REQUIRED TASK
Reproduce every line in the listing that contains the word "GOLD".

Figure record listings:
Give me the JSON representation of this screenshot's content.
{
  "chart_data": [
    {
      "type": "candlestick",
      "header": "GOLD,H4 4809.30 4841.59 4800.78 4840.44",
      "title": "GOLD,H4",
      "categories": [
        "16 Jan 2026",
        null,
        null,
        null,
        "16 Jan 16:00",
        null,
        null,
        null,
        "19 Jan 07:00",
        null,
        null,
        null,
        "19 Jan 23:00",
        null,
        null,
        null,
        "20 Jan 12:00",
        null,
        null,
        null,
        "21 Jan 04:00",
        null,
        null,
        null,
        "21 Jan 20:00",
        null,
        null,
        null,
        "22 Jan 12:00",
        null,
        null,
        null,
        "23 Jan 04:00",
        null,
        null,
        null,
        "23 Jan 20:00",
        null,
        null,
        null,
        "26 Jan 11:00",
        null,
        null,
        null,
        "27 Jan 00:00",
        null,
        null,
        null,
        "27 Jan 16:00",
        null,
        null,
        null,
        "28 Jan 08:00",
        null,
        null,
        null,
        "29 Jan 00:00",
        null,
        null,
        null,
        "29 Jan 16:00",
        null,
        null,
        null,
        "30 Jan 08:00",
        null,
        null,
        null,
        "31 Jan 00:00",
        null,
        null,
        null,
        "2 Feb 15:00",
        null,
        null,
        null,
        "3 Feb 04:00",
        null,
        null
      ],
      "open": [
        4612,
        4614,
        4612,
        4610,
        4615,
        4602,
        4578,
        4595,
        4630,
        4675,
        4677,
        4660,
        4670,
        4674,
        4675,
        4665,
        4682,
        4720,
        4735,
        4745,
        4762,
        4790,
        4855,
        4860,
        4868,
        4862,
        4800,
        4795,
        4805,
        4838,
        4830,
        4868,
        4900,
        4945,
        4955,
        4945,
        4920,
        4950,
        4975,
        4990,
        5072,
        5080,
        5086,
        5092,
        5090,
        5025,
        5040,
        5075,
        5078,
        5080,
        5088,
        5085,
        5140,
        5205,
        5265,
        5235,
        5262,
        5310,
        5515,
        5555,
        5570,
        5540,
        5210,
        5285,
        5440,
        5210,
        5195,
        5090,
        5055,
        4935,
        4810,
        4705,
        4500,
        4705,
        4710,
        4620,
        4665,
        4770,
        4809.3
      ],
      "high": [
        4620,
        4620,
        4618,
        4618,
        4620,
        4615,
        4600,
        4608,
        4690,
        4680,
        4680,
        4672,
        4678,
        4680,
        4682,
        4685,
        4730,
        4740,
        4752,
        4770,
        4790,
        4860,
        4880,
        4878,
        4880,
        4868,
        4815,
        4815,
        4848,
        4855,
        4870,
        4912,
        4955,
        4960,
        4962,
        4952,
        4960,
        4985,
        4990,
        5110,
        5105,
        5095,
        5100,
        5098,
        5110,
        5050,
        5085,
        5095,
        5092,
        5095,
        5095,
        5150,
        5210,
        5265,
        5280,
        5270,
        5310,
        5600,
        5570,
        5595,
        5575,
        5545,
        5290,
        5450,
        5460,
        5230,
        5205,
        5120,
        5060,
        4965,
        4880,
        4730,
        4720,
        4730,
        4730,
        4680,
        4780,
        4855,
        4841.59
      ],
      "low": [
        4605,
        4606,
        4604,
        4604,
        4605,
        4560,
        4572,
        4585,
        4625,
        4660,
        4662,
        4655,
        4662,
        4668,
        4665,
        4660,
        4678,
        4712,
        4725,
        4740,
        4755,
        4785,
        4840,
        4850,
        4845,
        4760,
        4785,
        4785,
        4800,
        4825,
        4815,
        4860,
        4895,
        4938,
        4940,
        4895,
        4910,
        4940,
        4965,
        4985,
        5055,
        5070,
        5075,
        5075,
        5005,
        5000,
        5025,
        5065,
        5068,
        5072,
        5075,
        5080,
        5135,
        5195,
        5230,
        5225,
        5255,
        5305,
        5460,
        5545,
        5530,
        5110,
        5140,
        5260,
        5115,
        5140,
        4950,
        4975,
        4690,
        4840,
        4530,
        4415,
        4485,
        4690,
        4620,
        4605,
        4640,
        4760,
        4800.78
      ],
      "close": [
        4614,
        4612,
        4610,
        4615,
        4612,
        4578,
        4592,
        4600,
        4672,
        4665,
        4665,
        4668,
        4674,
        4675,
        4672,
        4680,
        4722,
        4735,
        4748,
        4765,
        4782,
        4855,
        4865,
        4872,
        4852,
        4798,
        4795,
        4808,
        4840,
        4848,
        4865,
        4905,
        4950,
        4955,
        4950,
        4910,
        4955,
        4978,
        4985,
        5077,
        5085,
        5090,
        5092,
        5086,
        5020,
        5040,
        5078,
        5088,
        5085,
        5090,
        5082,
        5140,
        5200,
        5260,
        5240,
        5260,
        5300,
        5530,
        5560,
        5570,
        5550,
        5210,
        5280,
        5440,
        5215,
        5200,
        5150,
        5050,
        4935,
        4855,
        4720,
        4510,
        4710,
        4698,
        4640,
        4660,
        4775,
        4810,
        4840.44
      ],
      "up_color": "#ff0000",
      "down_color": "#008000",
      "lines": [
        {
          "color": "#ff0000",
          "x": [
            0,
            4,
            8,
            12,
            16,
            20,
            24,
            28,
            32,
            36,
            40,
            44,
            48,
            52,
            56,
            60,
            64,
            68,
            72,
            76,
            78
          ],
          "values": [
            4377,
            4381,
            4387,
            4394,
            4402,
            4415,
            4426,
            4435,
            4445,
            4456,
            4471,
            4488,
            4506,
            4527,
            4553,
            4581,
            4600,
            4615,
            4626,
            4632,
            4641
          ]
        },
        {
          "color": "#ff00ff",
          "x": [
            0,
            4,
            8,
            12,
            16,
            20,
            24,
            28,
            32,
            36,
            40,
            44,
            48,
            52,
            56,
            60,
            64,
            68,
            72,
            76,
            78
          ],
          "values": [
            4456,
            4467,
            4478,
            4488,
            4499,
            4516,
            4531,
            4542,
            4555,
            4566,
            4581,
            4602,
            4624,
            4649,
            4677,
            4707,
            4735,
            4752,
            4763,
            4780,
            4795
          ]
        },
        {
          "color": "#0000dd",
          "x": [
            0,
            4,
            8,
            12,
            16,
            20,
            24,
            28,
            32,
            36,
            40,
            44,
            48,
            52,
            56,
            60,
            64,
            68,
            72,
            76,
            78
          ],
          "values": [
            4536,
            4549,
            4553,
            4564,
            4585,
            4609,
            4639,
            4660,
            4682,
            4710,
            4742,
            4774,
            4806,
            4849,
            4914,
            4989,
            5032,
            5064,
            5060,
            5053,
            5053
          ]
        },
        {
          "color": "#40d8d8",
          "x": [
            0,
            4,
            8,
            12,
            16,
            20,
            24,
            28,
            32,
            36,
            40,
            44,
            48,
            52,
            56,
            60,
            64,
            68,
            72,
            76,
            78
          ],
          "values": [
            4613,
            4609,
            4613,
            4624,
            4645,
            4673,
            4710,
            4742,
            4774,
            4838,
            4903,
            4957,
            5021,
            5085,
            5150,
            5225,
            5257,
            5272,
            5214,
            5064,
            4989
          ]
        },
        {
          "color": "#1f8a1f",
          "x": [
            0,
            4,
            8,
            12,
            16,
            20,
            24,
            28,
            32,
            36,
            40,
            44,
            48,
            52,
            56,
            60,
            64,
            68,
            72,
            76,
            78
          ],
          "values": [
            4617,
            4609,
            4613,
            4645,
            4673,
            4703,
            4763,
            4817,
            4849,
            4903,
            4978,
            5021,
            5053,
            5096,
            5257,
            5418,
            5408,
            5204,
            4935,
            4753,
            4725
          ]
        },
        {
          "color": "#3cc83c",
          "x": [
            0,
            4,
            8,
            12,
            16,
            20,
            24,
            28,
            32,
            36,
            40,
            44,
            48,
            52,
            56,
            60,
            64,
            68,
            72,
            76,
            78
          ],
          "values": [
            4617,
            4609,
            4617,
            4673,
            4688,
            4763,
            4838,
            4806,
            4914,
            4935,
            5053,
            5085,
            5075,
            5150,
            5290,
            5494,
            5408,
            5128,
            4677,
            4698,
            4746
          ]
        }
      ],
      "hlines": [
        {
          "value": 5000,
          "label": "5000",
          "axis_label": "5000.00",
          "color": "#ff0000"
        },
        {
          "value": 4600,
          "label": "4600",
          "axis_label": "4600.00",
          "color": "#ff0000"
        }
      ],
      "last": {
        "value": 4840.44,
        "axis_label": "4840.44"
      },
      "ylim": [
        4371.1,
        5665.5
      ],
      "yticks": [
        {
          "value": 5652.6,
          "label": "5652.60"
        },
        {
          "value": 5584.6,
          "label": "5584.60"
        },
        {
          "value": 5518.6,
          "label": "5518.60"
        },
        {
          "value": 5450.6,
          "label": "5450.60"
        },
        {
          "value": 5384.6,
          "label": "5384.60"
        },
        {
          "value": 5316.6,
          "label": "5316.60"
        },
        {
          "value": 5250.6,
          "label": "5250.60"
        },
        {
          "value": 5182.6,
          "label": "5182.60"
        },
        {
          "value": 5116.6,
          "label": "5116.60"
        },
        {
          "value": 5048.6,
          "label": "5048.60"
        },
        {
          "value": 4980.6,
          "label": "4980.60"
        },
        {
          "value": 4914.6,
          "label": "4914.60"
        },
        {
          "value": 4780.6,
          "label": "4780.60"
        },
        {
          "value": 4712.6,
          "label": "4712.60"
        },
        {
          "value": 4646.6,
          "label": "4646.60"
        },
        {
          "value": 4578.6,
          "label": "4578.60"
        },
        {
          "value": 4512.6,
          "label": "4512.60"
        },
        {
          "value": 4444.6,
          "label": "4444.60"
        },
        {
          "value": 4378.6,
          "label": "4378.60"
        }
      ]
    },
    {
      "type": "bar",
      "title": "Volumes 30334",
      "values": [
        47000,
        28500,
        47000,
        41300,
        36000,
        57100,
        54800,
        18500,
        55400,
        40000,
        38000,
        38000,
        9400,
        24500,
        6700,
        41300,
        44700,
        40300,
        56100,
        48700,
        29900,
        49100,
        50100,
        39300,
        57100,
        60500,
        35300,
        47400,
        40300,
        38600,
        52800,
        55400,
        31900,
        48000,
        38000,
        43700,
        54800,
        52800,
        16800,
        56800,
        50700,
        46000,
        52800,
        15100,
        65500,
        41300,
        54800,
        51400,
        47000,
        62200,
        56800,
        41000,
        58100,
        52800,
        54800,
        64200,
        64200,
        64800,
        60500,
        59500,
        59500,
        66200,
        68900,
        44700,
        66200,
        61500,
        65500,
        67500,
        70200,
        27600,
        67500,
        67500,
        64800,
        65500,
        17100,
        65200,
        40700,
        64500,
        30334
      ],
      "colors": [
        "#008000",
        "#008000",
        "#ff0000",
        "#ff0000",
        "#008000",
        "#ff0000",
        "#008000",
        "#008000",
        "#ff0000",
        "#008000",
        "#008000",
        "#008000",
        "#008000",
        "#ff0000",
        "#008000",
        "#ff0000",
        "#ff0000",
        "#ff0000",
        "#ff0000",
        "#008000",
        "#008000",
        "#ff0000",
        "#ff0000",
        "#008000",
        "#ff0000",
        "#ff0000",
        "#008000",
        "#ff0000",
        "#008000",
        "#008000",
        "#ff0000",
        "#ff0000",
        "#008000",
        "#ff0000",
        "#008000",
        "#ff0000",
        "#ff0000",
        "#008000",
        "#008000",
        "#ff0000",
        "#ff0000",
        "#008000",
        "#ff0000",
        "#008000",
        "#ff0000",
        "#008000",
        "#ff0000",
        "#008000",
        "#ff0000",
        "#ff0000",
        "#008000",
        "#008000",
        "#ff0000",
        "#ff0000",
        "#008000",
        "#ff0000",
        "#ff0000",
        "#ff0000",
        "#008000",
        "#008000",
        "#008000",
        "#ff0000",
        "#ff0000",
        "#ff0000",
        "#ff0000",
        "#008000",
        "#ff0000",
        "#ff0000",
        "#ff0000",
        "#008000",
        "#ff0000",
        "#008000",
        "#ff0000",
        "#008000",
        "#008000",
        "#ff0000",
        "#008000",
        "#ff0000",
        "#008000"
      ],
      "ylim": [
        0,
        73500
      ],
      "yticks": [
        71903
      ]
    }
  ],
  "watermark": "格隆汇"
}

COMPLETE ANSWER
      "header": "GOLD,H4 4809.30 4841.59 4800.78 4840.44",
      "title": "GOLD,H4",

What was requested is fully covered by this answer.